▼

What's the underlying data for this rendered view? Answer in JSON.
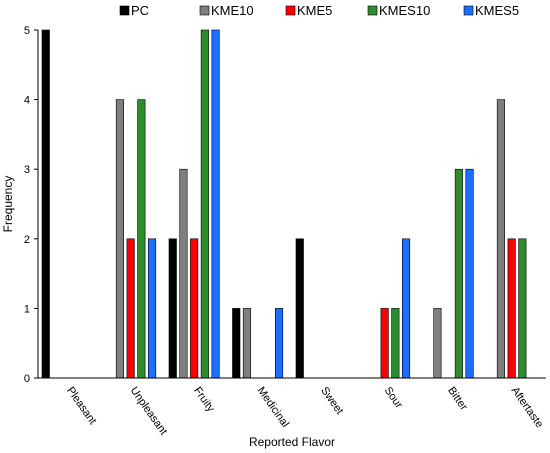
{
  "chart_data": {
    "type": "bar",
    "title": "",
    "xlabel": "Reported Flavor",
    "ylabel": "Frequency",
    "ylim": [
      0,
      5
    ],
    "yticks": [
      "0",
      "1",
      "2",
      "3",
      "4",
      "5"
    ],
    "grid": false,
    "legend_position": "top",
    "categories": [
      "Pleasant",
      "Unpleasant",
      "Fruity",
      "Medicinal",
      "Sweet",
      "Sour",
      "Bitter",
      "Aftertaste"
    ],
    "series": [
      {
        "name": "PC",
        "color": "#000000",
        "values": [
          5,
          0,
          2,
          1,
          2,
          0,
          0,
          0
        ]
      },
      {
        "name": "KME10",
        "color": "#7f7f7f",
        "values": [
          0,
          4,
          3,
          1,
          0,
          0,
          1,
          4
        ]
      },
      {
        "name": "KME5",
        "color": "#ff0000",
        "values": [
          0,
          2,
          2,
          0,
          0,
          1,
          0,
          2
        ]
      },
      {
        "name": "KMES10",
        "color": "#2e8b2e",
        "values": [
          0,
          4,
          5,
          0,
          0,
          1,
          3,
          2
        ]
      },
      {
        "name": "KMES5",
        "color": "#1a6fff",
        "values": [
          0,
          2,
          5,
          1,
          0,
          2,
          3,
          0
        ]
      }
    ]
  }
}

▲

## What you should do
Copy all lines of the listing above that contain the string "color".

## Complete output
        "color": "#000000",
        "color": "#7f7f7f",
        "color": "#ff0000",
        "color": "#2e8b2e",
        "color": "#1a6fff",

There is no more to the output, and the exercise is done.